**WHAT YOU NEED TO DO:**
Check each line of the material below for the string "องได", then report how many lines have it, and nothing else.

(Data records)
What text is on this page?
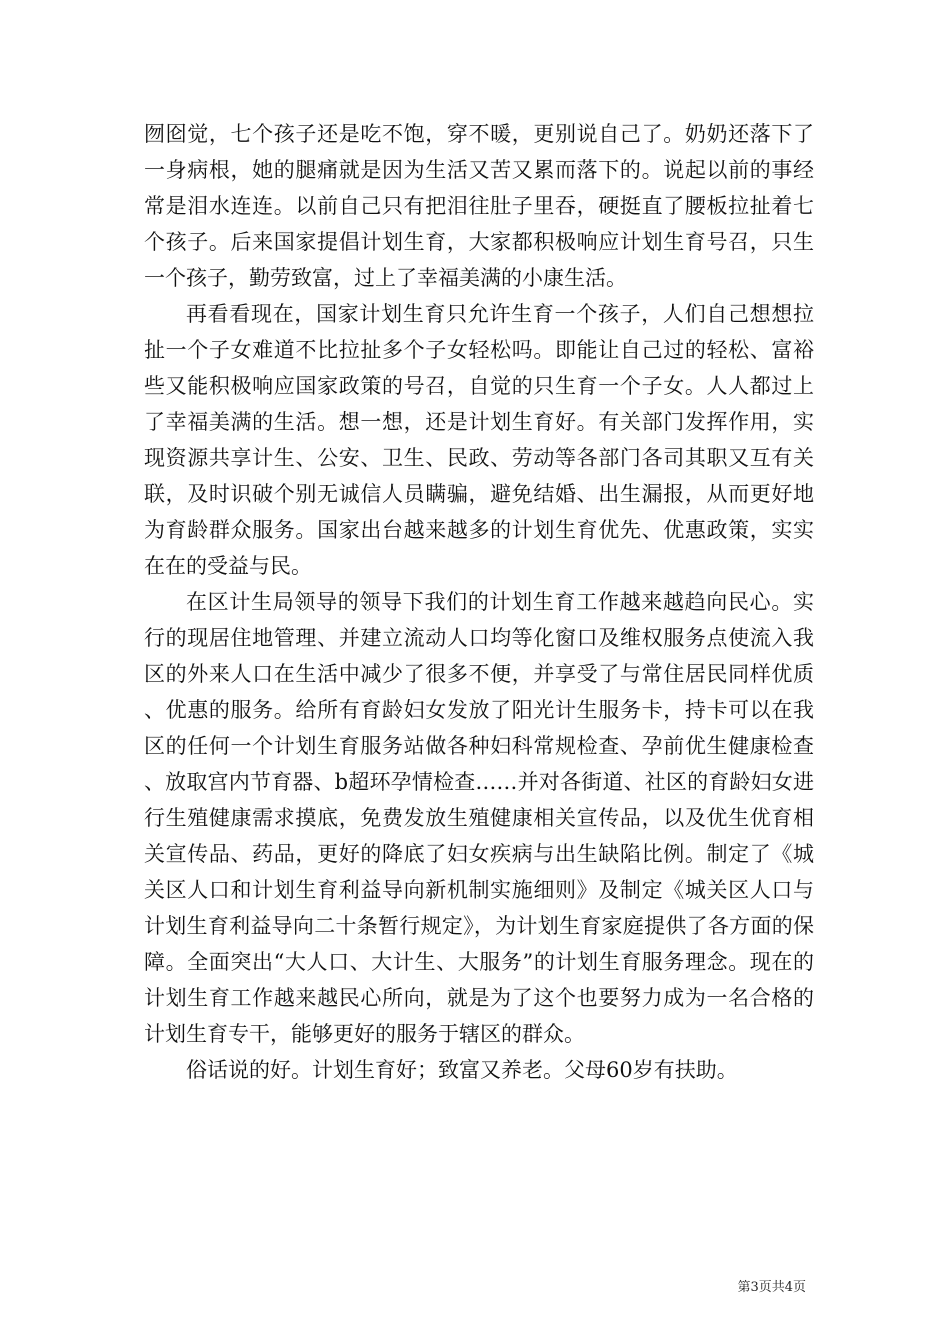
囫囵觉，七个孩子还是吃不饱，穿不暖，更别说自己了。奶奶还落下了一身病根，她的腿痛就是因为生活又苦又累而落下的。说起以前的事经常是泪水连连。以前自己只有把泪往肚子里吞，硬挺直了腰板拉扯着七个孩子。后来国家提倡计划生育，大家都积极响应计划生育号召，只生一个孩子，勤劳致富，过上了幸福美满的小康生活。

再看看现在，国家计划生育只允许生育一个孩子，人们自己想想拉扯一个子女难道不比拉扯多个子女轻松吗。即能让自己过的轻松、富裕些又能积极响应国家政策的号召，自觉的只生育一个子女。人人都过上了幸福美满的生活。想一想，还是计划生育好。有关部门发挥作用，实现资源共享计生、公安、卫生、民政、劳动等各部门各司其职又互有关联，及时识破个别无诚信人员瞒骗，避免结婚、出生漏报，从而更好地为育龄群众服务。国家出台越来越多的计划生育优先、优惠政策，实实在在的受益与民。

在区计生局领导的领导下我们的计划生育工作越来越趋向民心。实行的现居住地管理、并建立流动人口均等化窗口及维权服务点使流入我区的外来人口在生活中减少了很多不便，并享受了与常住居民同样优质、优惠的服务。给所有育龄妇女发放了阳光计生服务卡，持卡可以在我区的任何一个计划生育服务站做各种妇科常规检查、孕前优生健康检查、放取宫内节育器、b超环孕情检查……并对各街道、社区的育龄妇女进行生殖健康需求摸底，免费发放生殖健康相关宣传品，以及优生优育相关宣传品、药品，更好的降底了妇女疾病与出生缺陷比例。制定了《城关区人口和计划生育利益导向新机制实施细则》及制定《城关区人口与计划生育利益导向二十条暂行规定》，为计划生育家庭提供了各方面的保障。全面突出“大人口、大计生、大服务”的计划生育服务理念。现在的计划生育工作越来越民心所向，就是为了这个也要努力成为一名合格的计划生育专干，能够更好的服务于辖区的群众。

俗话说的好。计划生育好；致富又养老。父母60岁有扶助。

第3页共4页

==

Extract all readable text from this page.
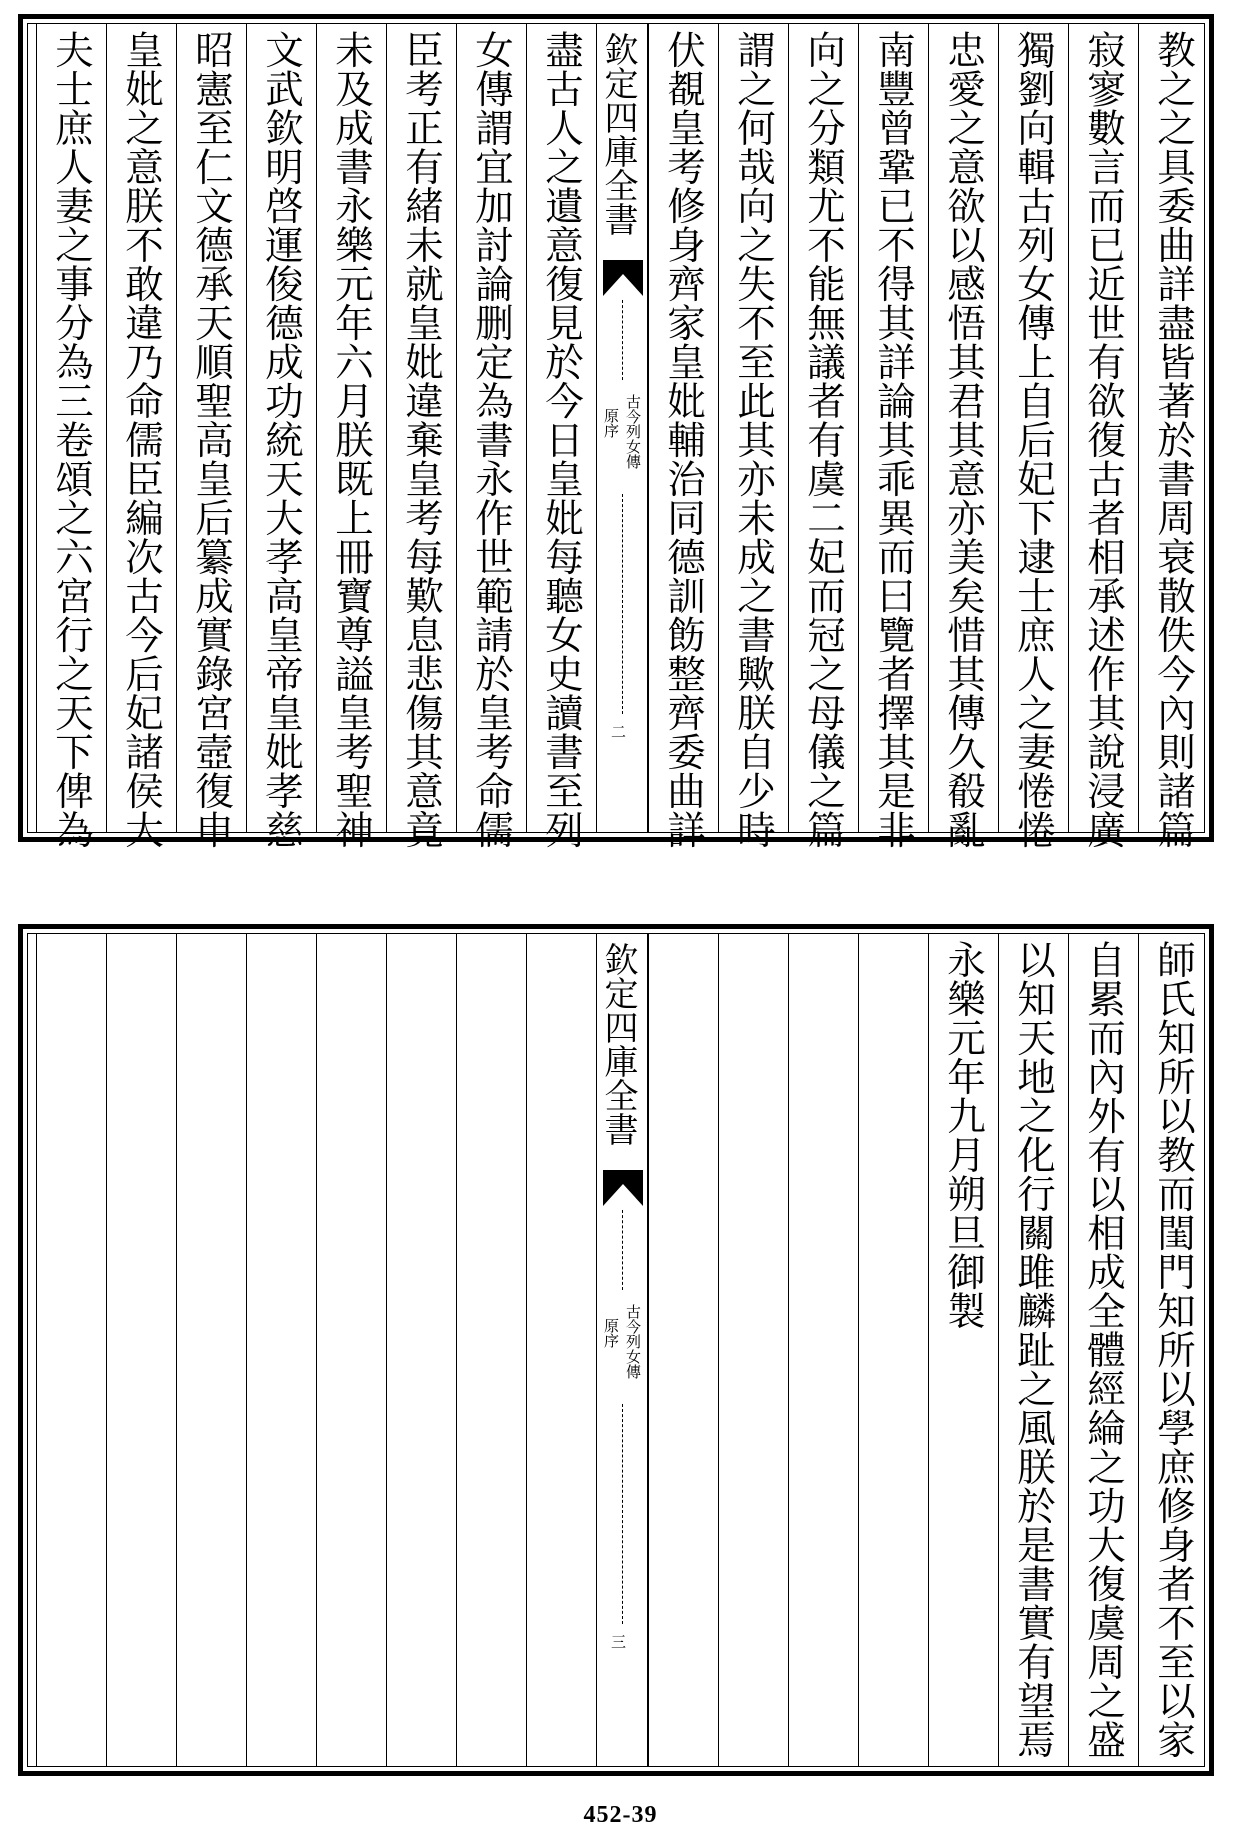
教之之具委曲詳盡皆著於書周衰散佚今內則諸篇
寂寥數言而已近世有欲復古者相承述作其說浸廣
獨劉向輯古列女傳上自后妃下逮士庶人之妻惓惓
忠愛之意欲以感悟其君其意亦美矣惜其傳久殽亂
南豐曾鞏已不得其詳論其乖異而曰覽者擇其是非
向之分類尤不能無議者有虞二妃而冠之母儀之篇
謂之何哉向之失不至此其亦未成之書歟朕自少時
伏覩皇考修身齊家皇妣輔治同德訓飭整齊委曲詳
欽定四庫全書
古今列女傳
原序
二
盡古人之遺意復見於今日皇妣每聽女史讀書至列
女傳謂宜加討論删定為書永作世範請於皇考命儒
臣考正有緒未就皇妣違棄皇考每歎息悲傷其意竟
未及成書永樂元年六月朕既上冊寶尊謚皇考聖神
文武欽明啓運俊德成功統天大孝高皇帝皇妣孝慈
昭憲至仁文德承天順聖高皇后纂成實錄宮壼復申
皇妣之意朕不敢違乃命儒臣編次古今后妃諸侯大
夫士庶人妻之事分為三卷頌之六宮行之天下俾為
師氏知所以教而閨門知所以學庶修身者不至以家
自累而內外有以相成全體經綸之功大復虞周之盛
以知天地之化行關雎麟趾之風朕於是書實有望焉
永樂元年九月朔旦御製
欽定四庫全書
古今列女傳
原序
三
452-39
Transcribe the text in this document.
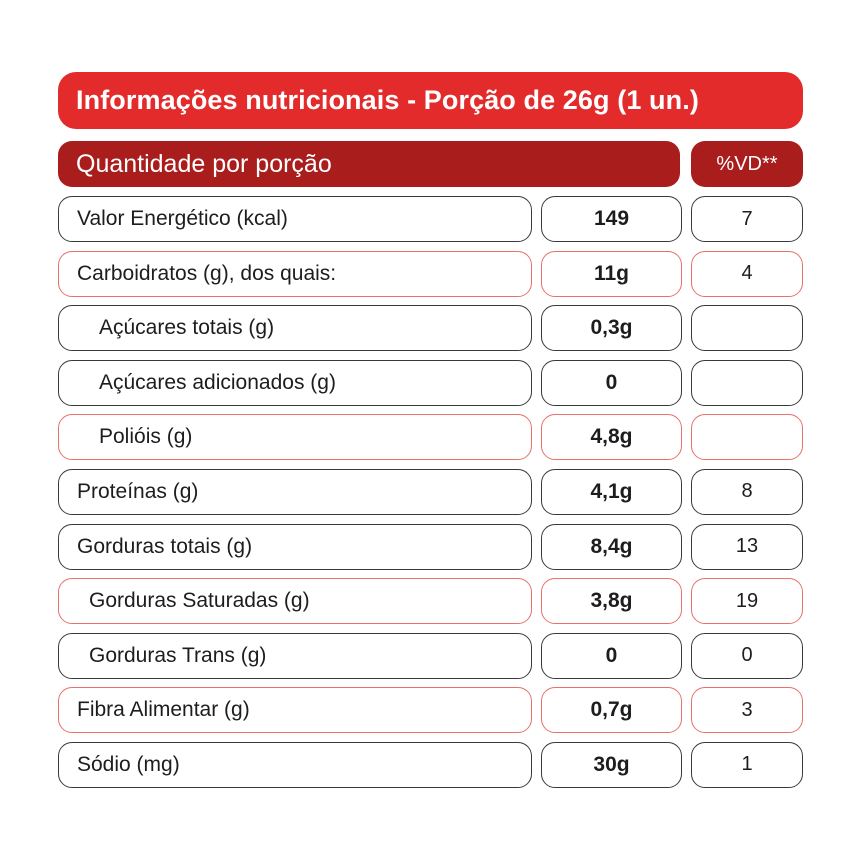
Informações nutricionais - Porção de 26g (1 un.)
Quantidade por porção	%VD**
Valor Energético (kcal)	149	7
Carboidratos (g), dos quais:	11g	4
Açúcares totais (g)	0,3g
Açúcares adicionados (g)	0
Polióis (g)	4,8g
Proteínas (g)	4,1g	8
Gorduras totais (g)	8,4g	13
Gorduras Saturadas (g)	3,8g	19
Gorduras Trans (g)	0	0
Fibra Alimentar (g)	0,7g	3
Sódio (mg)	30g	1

==

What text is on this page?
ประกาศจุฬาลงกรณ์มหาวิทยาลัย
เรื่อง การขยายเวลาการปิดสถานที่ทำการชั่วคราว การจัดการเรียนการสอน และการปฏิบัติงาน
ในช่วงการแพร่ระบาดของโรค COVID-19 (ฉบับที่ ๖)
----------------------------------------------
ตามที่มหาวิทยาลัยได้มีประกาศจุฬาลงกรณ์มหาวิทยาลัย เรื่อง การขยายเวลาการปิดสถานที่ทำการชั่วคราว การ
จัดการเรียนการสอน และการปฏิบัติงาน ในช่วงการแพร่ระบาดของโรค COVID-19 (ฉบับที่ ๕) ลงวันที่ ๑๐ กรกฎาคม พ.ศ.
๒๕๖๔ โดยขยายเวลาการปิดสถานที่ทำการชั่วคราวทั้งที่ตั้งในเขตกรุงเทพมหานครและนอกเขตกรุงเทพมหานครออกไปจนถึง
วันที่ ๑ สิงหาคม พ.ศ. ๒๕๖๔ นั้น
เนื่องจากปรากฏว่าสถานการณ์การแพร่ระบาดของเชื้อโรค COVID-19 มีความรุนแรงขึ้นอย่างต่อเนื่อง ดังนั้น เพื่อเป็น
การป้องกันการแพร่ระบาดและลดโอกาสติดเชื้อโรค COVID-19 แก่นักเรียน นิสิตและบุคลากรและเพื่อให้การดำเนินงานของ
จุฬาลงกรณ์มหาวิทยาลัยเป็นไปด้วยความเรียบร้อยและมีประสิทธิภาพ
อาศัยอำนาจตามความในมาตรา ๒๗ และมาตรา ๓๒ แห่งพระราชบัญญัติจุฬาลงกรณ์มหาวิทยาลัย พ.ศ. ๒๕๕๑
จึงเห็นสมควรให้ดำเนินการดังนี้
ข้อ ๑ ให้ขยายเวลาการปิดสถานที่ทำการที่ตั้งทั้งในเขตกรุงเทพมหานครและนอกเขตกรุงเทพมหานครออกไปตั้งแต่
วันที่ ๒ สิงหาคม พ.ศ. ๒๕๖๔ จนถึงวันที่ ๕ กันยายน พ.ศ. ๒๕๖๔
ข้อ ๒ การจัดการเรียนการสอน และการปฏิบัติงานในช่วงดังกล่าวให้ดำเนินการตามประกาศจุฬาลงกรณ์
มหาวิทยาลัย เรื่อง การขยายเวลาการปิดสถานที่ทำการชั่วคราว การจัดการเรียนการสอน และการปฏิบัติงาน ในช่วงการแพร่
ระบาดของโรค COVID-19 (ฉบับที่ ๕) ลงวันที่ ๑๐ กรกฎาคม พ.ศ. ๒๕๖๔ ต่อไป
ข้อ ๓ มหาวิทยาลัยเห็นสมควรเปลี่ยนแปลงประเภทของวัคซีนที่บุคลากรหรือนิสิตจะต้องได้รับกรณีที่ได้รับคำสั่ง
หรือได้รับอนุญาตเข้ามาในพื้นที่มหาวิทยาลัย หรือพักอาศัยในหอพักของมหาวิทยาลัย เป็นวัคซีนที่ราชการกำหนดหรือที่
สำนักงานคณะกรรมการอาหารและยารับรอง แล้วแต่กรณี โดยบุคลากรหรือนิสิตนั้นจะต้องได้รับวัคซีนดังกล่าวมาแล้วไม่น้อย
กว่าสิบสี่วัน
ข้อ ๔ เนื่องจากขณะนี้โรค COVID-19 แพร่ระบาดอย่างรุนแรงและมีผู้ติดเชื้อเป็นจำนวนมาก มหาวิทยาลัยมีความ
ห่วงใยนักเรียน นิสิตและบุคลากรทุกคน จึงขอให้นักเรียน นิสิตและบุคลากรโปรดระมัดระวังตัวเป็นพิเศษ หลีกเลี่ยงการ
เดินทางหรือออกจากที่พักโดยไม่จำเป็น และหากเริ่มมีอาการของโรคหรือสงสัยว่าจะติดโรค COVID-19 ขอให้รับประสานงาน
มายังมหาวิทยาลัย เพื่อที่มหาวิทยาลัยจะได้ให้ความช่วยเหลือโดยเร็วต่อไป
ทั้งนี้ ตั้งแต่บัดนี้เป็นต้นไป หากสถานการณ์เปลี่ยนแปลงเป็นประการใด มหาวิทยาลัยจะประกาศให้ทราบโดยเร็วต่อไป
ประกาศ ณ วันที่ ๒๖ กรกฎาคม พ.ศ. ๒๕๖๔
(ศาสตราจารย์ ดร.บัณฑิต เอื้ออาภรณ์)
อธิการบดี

**COMPLETE RESPONSE:**
2